▶ Exercise aim: Write out each record below exactly as it appears, with no pictures.

┌──

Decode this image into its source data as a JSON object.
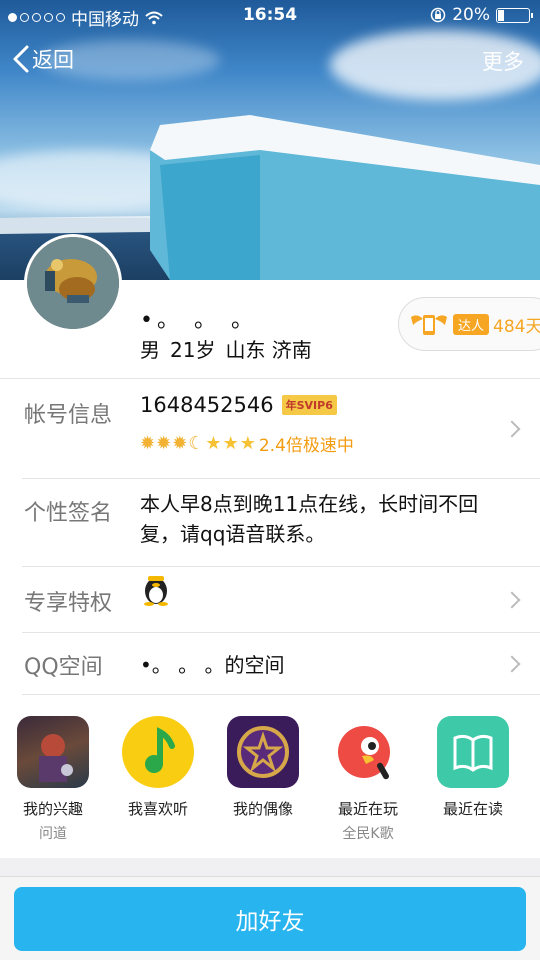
{
  "status": {
    "carrier": "中国移动",
    "time": "16:54",
    "battery": "20%",
    "battery_level": 0.2,
    "signal_dots_filled": 1
  },
  "nav": {
    "back_label": "返回",
    "more_label": "更多"
  },
  "profile": {
    "nickname": "•。 。 。",
    "gender": "男",
    "age": "21岁",
    "location": "山东 济南",
    "talent_tag": "达人",
    "talent_days": "484天"
  },
  "account": {
    "label": "帐号信息",
    "qq": "1648452546",
    "vip_badge": "年SVIP6",
    "speed": "2.4倍极速中"
  },
  "signature": {
    "label": "个性签名",
    "text": "本人早8点到晚11点在线，长时间不回复，请qq语音联系。"
  },
  "privilege": {
    "label": "专享特权"
  },
  "qzone": {
    "label": "QQ空间",
    "name": "•。 。 。的空间"
  },
  "apps": [
    {
      "title": "我的兴趣",
      "sub": "问道",
      "icon": "game-avatar-icon"
    },
    {
      "title": "我喜欢听",
      "sub": "",
      "icon": "qq-music-icon"
    },
    {
      "title": "我的偶像",
      "sub": "",
      "icon": "idol-star-icon"
    },
    {
      "title": "最近在玩",
      "sub": "全民K歌",
      "icon": "karaoke-icon"
    },
    {
      "title": "最近在读",
      "sub": "",
      "icon": "book-icon"
    }
  ],
  "footer": {
    "add_friend": "加好友"
  },
  "colors": {
    "accent": "#28b4ef",
    "gold": "#f39c12"
  }
}
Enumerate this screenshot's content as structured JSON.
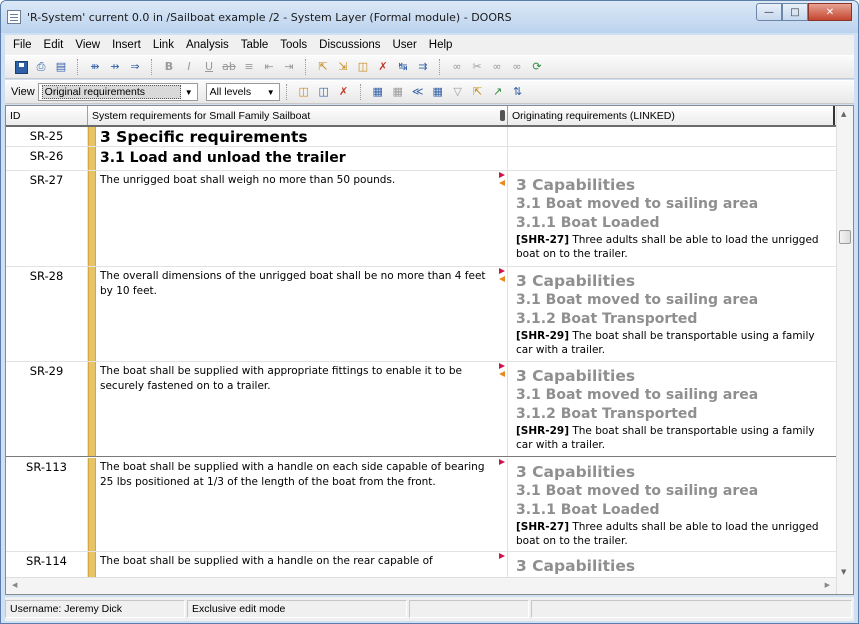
{
  "window": {
    "title": "'R-System' current 0.0 in /Sailboat example /2 - System Layer (Formal module) - DOORS",
    "min_icon": "minimize-icon",
    "max_icon": "maximize-icon",
    "close_icon": "close-icon"
  },
  "menu": [
    "File",
    "Edit",
    "View",
    "Insert",
    "Link",
    "Analysis",
    "Table",
    "Tools",
    "Discussions",
    "User",
    "Help"
  ],
  "toolbar2": {
    "view_label": "View",
    "view_value": "Original requirements",
    "levels_value": "All levels"
  },
  "columns": {
    "id": "ID",
    "main": "System requirements for Small Family Sailboat",
    "orig": "Originating requirements (LINKED)"
  },
  "rows": [
    {
      "id": "SR-25",
      "text": "3 Specific requirements"
    },
    {
      "id": "SR-26",
      "text": "3.1 Load and unload the trailer"
    },
    {
      "id": "SR-27",
      "text": "The unrigged boat shall weigh no more than 50 pounds.",
      "orig": {
        "h1": "3 Capabilities",
        "h2": "3.1 Boat moved to sailing area",
        "h3": "3.1.1 Boat Loaded",
        "ref": "[SHR-27]",
        "txt": " Three adults shall be able to load the unrigged boat on to the trailer."
      }
    },
    {
      "id": "SR-28",
      "text": "The overall dimensions of the unrigged boat shall be no more than 4 feet by 10 feet.",
      "orig": {
        "h1": "3 Capabilities",
        "h2": "3.1 Boat moved to sailing area",
        "h3": "3.1.2 Boat Transported",
        "ref": "[SHR-29]",
        "txt": " The boat shall be transportable using a family car with a trailer."
      }
    },
    {
      "id": "SR-29",
      "text": "The boat shall be supplied with appropriate fittings to enable it to be securely fastened on to a trailer.",
      "orig": {
        "h1": "3 Capabilities",
        "h2": "3.1 Boat moved to sailing area",
        "h3": "3.1.2 Boat Transported",
        "ref": "[SHR-29]",
        "txt": " The boat shall be transportable using a family car with a trailer."
      }
    },
    {
      "id": "SR-113",
      "text": "The boat shall be supplied with a handle on each side capable of bearing 25 lbs positioned at 1/3 of the length of the boat from the front.",
      "orig": {
        "h1": "3 Capabilities",
        "h2": "3.1 Boat moved to sailing area",
        "h3": "3.1.1 Boat Loaded",
        "ref": "[SHR-27]",
        "txt": " Three adults shall be able to load the unrigged boat on to the trailer."
      }
    },
    {
      "id": "SR-114",
      "text": "The boat shall be supplied with a handle on the rear capable of",
      "orig": {
        "h1": "3 Capabilities"
      }
    }
  ],
  "status": {
    "user": "Username: Jeremy Dick",
    "mode": "Exclusive edit mode"
  }
}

└──

▶ Correct answer:
Decode this image into its source data as a JSON object.
{
  "status": {
    "carrier": "中国移动",
    "time": "16:54",
    "battery": "20%",
    "battery_level": 0.2,
    "signal_dots_filled": 1
  },
  "nav": {
    "back_label": "返回",
    "more_label": "更多"
  },
  "profile": {
    "nickname": "•。 。 。",
    "gender": "男",
    "age": "21岁",
    "location": "山东 济南",
    "talent_tag": "达人",
    "talent_days": "484天"
  },
  "account": {
    "label": "帐号信息",
    "qq": "1648452546",
    "vip_badge": "年SVIP6",
    "speed": "2.4倍极速中"
  },
  "signature": {
    "label": "个性签名",
    "text": "本人早8点到晚11点在线，长时间不回复，请qq语音联系。"
  },
  "privilege": {
    "label": "专享特权"
  },
  "qzone": {
    "label": "QQ空间",
    "name": "•。 。 。的空间"
  },
  "apps": [
    {
      "title": "我的兴趣",
      "sub": "问道",
      "icon": "game-avatar-icon"
    },
    {
      "title": "我喜欢听",
      "sub": "",
      "icon": "qq-music-icon"
    },
    {
      "title": "我的偶像",
      "sub": "",
      "icon": "idol-star-icon"
    },
    {
      "title": "最近在玩",
      "sub": "全民K歌",
      "icon": "karaoke-icon"
    },
    {
      "title": "最近在读",
      "sub": "",
      "icon": "book-icon"
    }
  ],
  "footer": {
    "add_friend": "加好友"
  },
  "colors": {
    "accent": "#28b4ef",
    "gold": "#f39c12"
  }
}
Enumerate this screenshot's content as structured JSON.
{
  "window": {
    "title": "'R-System' current 0.0 in /Sailboat example /2 - System Layer (Formal module) - DOORS",
    "min_icon": "minimize-icon",
    "max_icon": "maximize-icon",
    "close_icon": "close-icon"
  },
  "menu": [
    "File",
    "Edit",
    "View",
    "Insert",
    "Link",
    "Analysis",
    "Table",
    "Tools",
    "Discussions",
    "User",
    "Help"
  ],
  "toolbar2": {
    "view_label": "View",
    "view_value": "Original requirements",
    "levels_value": "All levels"
  },
  "columns": {
    "id": "ID",
    "main": "System requirements for Small Family Sailboat",
    "orig": "Originating requirements (LINKED)"
  },
  "rows": [
    {
      "id": "SR-25",
      "text": "3 Specific requirements"
    },
    {
      "id": "SR-26",
      "text": "3.1 Load and unload the trailer"
    },
    {
      "id": "SR-27",
      "text": "The unrigged boat shall weigh no more than 50 pounds.",
      "orig": {
        "h1": "3 Capabilities",
        "h2": "3.1 Boat moved to sailing area",
        "h3": "3.1.1 Boat Loaded",
        "ref": "[SHR-27]",
        "txt": " Three adults shall be able to load the unrigged boat on to the trailer."
      }
    },
    {
      "id": "SR-28",
      "text": "The overall dimensions of the unrigged boat shall be no more than 4 feet by 10 feet.",
      "orig": {
        "h1": "3 Capabilities",
        "h2": "3.1 Boat moved to sailing area",
        "h3": "3.1.2 Boat Transported",
        "ref": "[SHR-29]",
        "txt": " The boat shall be transportable using a family car with a trailer."
      }
    },
    {
      "id": "SR-29",
      "text": "The boat shall be supplied with appropriate fittings to enable it to be securely fastened on to a trailer.",
      "orig": {
        "h1": "3 Capabilities",
        "h2": "3.1 Boat moved to sailing area",
        "h3": "3.1.2 Boat Transported",
        "ref": "[SHR-29]",
        "txt": " The boat shall be transportable using a family car with a trailer."
      }
    },
    {
      "id": "SR-113",
      "text": "The boat shall be supplied with a handle on each side capable of bearing 25 lbs positioned at 1/3 of the length of the boat from the front.",
      "orig": {
        "h1": "3 Capabilities",
        "h2": "3.1 Boat moved to sailing area",
        "h3": "3.1.1 Boat Loaded",
        "ref": "[SHR-27]",
        "txt": " Three adults shall be able to load the unrigged boat on to the trailer."
      }
    },
    {
      "id": "SR-114",
      "text": "The boat shall be supplied with a handle on the rear capable of",
      "orig": {
        "h1": "3 Capabilities"
      }
    }
  ],
  "status": {
    "user": "Username: Jeremy Dick",
    "mode": "Exclusive edit mode"
  }
}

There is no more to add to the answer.